» Task to carry out: Copy all lines that contain the word "text".

Stored items:
----

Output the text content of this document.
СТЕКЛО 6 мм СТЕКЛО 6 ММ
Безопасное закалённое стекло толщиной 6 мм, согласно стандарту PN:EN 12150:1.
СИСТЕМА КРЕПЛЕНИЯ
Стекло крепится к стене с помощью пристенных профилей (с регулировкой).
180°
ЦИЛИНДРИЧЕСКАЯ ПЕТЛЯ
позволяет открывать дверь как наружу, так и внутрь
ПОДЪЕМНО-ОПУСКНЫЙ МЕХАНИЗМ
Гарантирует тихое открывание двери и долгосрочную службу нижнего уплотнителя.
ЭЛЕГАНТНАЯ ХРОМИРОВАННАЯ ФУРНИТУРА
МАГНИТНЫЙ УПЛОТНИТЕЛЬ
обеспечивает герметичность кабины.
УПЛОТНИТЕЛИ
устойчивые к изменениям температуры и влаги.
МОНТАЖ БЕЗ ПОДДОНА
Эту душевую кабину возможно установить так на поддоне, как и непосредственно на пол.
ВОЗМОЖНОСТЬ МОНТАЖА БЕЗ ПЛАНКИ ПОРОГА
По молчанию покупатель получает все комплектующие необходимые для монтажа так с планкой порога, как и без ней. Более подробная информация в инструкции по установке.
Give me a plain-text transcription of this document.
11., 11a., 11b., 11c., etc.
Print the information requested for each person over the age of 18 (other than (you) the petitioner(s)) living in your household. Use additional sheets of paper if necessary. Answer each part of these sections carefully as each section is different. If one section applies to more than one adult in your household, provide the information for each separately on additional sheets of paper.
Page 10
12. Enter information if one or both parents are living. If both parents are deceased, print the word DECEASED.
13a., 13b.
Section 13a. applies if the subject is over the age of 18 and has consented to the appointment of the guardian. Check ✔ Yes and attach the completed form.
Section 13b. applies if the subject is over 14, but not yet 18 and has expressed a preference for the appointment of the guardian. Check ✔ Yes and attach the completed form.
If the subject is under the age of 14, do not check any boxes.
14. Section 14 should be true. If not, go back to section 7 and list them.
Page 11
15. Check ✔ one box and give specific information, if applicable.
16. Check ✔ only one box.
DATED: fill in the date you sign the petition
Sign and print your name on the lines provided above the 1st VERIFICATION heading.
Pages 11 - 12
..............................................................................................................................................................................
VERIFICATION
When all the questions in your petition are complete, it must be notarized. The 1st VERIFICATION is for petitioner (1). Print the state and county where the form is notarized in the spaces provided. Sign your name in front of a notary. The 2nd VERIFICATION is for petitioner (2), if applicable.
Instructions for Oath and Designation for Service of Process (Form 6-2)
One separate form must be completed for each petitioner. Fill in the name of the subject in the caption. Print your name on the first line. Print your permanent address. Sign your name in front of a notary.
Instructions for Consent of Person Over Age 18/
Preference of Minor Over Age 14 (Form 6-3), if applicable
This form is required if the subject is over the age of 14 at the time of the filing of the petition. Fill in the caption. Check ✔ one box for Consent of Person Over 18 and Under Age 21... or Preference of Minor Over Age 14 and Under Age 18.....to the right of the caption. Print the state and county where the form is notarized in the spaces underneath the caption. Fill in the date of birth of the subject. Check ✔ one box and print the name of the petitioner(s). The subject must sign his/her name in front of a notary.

----

» Task answer:
Output the text content of this document.
Give me a plain-text transcription of this document.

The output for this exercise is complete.